(MATERIAL TO PROCESS)

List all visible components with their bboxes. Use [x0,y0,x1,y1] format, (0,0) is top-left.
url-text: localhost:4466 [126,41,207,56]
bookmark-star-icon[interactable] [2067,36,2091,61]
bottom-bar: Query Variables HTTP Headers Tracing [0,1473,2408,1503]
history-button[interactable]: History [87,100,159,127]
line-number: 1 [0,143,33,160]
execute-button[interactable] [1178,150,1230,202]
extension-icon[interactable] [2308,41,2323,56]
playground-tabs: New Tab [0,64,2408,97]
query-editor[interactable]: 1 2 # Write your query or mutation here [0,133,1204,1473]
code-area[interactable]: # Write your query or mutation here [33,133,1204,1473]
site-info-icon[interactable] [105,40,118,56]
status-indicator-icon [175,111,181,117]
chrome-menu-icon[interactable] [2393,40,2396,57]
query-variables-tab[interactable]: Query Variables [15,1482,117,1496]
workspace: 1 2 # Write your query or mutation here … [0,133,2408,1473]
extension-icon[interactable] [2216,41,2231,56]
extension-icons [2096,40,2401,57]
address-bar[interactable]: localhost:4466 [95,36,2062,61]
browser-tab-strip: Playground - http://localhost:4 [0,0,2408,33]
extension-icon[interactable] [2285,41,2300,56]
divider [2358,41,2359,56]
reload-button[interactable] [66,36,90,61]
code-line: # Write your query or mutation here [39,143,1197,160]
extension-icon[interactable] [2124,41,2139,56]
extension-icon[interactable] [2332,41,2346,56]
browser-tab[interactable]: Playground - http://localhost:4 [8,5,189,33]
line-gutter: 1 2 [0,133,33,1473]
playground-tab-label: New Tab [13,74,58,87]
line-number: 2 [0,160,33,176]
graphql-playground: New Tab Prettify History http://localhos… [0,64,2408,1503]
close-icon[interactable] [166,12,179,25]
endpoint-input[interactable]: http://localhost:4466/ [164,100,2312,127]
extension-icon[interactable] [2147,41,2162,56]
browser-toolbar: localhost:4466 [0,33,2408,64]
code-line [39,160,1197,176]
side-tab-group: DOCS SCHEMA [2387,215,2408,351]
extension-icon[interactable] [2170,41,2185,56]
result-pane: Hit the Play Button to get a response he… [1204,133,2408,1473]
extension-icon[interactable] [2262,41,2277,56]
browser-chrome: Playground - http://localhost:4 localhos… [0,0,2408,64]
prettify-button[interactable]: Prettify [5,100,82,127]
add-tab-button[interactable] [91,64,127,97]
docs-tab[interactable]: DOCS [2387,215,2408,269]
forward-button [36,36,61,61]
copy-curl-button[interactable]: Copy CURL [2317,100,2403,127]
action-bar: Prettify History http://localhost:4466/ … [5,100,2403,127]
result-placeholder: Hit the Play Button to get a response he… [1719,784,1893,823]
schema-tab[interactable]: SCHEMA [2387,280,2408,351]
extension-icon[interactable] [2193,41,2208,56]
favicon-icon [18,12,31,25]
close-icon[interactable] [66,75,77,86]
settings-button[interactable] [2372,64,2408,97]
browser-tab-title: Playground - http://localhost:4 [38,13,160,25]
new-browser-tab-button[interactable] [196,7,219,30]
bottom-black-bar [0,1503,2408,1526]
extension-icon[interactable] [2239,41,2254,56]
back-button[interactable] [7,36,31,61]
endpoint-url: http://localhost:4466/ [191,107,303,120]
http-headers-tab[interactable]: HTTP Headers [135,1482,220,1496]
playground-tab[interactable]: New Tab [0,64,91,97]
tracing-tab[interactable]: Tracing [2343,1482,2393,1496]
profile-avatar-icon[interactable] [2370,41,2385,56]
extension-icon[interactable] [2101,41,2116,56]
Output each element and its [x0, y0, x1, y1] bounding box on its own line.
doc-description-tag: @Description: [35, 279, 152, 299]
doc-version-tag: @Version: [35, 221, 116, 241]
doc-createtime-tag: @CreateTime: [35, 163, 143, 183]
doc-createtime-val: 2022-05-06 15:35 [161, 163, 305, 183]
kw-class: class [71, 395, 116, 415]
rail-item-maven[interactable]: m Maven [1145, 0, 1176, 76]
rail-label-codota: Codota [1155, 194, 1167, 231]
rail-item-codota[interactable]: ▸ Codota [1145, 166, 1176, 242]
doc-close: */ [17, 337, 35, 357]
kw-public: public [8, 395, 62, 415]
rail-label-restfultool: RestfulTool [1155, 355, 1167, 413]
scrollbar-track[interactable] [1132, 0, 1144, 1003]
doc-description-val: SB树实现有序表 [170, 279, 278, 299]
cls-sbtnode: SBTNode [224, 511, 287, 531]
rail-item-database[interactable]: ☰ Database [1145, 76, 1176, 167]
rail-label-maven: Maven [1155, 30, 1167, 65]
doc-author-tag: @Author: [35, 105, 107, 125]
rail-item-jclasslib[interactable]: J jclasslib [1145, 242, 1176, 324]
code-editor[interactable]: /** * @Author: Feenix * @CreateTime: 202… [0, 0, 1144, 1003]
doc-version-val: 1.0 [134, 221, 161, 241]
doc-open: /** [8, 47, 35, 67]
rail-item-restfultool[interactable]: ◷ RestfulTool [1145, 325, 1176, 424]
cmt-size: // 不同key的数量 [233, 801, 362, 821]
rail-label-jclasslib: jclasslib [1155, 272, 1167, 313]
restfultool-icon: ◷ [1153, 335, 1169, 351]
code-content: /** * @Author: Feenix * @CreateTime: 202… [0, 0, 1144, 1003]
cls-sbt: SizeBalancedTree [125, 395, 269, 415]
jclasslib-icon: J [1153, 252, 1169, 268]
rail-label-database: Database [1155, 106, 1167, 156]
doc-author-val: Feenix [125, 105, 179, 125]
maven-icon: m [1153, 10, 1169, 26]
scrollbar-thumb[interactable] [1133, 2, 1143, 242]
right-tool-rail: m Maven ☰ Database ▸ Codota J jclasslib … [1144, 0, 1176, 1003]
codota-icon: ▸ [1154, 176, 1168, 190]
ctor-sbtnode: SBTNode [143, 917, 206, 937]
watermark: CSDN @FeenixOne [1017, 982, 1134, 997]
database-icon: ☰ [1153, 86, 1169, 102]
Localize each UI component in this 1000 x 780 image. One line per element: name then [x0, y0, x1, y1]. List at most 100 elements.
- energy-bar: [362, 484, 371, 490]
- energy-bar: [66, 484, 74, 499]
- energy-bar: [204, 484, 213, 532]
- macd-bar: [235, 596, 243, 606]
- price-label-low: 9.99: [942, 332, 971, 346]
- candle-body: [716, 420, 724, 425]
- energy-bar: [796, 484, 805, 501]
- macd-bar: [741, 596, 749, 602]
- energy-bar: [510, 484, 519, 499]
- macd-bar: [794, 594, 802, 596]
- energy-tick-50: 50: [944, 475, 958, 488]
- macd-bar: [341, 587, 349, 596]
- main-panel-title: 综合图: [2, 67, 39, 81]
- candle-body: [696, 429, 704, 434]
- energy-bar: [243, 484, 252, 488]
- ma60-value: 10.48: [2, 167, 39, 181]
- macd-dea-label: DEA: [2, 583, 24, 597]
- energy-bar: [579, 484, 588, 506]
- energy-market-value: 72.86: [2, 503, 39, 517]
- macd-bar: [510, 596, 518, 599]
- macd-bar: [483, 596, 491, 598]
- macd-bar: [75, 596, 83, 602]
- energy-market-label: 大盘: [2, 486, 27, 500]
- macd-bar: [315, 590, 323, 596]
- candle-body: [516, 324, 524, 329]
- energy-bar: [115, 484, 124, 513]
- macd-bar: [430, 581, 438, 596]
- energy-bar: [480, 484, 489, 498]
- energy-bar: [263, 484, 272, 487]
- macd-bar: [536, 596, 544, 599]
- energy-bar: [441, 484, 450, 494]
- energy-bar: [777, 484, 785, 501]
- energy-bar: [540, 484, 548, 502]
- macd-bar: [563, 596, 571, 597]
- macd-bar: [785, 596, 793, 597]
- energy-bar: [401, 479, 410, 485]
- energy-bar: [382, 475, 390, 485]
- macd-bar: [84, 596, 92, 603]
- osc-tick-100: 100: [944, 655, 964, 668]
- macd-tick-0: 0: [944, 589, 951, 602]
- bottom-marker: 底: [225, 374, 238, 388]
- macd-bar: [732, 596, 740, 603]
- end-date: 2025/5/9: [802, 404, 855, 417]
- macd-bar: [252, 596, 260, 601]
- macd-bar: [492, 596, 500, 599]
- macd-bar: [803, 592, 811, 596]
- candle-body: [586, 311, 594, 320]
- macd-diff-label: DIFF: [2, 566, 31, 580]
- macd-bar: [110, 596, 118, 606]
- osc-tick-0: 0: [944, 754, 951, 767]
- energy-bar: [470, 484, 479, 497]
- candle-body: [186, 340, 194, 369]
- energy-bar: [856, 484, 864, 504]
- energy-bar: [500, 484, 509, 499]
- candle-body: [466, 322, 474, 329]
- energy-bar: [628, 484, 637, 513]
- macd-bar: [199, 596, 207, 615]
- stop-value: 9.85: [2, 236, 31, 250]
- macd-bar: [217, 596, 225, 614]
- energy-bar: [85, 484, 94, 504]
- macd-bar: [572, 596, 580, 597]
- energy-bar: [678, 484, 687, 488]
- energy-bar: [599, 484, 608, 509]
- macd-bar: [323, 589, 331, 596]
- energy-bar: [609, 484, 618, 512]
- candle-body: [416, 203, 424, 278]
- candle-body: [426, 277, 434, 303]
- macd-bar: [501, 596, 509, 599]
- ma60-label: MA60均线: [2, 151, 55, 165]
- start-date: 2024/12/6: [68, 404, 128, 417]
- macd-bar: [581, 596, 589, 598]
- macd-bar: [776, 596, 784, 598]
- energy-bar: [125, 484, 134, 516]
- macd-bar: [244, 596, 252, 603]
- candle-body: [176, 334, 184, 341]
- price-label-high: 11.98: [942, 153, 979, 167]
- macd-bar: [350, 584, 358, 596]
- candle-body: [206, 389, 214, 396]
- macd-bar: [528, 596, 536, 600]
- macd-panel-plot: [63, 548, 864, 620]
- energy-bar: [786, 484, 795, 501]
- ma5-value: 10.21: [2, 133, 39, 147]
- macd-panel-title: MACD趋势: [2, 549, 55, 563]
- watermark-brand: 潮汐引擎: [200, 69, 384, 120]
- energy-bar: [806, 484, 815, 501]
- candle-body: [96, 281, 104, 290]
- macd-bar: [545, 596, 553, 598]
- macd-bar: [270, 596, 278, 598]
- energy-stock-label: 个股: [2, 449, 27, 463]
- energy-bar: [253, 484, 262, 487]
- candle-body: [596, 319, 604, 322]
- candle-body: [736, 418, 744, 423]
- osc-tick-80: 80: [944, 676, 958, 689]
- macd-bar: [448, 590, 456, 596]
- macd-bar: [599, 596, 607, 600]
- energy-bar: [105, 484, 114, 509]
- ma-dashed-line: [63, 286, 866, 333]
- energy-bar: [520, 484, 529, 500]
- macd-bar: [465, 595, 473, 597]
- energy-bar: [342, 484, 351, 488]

(THE PROBLEM) Copy the entries verbatim, beginning with the very first line and continuing through the line that contains "extension-icon[interactable] [2332,41,2346,56]", with that line included.

(THE RESPONSE)
List all visible components with their bboxes. Use [x0,y0,x1,y1] format, (0,0) is top-left.
url-text: localhost:4466 [126,41,207,56]
bookmark-star-icon[interactable] [2067,36,2091,61]
bottom-bar: Query Variables HTTP Headers Tracing [0,1473,2408,1503]
history-button[interactable]: History [87,100,159,127]
line-number: 1 [0,143,33,160]
execute-button[interactable] [1178,150,1230,202]
extension-icon[interactable] [2308,41,2323,56]
playground-tabs: New Tab [0,64,2408,97]
query-editor[interactable]: 1 2 # Write your query or mutation here [0,133,1204,1473]
code-area[interactable]: # Write your query or mutation here [33,133,1204,1473]
site-info-icon[interactable] [105,40,118,56]
status-indicator-icon [175,111,181,117]
chrome-menu-icon[interactable] [2393,40,2396,57]
query-variables-tab[interactable]: Query Variables [15,1482,117,1496]
workspace: 1 2 # Write your query or mutation here … [0,133,2408,1473]
extension-icon[interactable] [2216,41,2231,56]
extension-icons [2096,40,2401,57]
address-bar[interactable]: localhost:4466 [95,36,2062,61]
browser-tab-strip: Playground - http://localhost:4 [0,0,2408,33]
extension-icon[interactable] [2285,41,2300,56]
divider [2358,41,2359,56]
reload-button[interactable] [66,36,90,61]
code-line: # Write your query or mutation here [39,143,1197,160]
extension-icon[interactable] [2124,41,2139,56]
extension-icon[interactable] [2332,41,2346,56]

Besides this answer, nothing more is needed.